I am not a trained artist – I took a drawing course once and when it was done, I immediately reverted to the way I had always drawn – just kind of winging it. Sometimes things come out realistic, mostly just swooping lines to suggest a mood. Drawings, paintings done all haphazard and gleeful, soaking and throwing and daubing and smearing color, color, color – and then cutting and gluing paper and card. Hinges made from random little designs I’ve drawn and inked in with fibre-tips or crayons or pencil or hi-lighter, in odd moments during the year.

One card goes through many stages: the initial cardstock might have been soaked and painted, then put away for years. Or another artist might have given me a half-finished or discarded painting (I love ‘found’ materials). My own paintings I’ve tired of, cut into rough rectangles. Then, when it’s time, I start to build on this. Paint, draw, dry, put aside… Then pair fronts and backs, hinges, glue it all, oh yes I love glueing things together and then sandwiching them inside phone books or magazines and leaving them for 48 hours – then with excitement getting them out again, and seeing them all nice and squashed flat! It’s like a cake that’s been mixed and then put in the oven and comes out transformed.

And then finishing with fabric paint for texture, plus glitter, bindis, whatever I can find to stick on things. (I know when a card is done because it just feels done, in my tummy somewhere.)

Problems to work on:
1. Answer these questions about the card-making passage:
(a) How much formal drawing instruction does the writer say they once took?
(b) For how long are the glued cards left inside phone books or magazines?
(c) What does the writer use during the finishing step to add texture?
2. Please continue the card-making passage, starting after its final sentence.

Records from a data collection:
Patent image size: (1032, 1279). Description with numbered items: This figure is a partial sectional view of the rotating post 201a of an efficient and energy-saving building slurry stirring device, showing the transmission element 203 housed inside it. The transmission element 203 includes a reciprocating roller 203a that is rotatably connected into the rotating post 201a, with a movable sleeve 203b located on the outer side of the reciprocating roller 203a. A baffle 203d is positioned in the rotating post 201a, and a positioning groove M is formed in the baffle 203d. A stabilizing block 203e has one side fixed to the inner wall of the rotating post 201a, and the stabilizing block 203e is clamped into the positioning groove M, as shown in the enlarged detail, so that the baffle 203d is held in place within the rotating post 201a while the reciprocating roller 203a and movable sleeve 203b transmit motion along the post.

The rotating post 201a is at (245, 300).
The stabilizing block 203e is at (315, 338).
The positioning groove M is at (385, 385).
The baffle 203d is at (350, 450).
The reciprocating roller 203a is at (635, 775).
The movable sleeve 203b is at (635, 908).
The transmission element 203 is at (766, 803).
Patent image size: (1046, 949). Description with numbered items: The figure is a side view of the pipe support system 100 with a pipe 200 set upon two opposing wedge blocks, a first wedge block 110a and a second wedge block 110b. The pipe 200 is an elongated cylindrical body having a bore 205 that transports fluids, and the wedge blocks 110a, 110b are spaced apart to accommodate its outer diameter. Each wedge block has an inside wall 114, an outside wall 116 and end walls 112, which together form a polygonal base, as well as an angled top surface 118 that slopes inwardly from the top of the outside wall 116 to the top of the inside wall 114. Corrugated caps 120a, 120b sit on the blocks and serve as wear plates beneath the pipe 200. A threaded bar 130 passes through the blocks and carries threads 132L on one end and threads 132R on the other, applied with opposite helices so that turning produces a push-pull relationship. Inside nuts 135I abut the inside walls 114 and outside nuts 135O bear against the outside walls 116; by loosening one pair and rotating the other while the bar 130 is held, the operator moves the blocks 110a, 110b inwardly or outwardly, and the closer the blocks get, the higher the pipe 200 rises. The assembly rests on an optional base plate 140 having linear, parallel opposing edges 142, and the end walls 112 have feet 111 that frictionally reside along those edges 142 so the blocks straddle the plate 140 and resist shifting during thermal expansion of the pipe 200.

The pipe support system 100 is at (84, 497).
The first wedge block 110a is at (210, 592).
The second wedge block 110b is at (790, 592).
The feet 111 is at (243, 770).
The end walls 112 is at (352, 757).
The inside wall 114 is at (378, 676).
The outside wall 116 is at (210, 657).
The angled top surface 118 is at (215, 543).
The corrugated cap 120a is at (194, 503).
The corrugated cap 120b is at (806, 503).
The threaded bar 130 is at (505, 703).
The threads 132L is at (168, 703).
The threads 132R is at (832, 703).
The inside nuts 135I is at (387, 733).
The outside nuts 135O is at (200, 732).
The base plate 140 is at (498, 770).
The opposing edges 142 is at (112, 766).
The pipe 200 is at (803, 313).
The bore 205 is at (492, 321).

Task-by-task answers:
1.
(a) One drawing course.
(b) 48 hours.
(c) Fabric paint.

2.
And then the strange envelopes, made from maps, or photos cut from magazines, or my own drawings or mandalas, coloring-book pages… I am not afraid of excess, nor of brightness, nor of complication, nor of botching, waywardness, or anything else that might occur.

This is pure play – hour after hour, forgetting time – addictive, soothing, childlike, and so much fun. I love scissors! I love paper! I feel like a duck in a pond, standing up on the water and flapping his wings, showering water about on all sides, and honking with joyous life!

I listen to an audiobook – just now a Daphne du Maurier, with pleasing posh accents – and, come late afternoon, bring in a tall glass of kombucha diluted just a bit with sparkling water. Oh yes!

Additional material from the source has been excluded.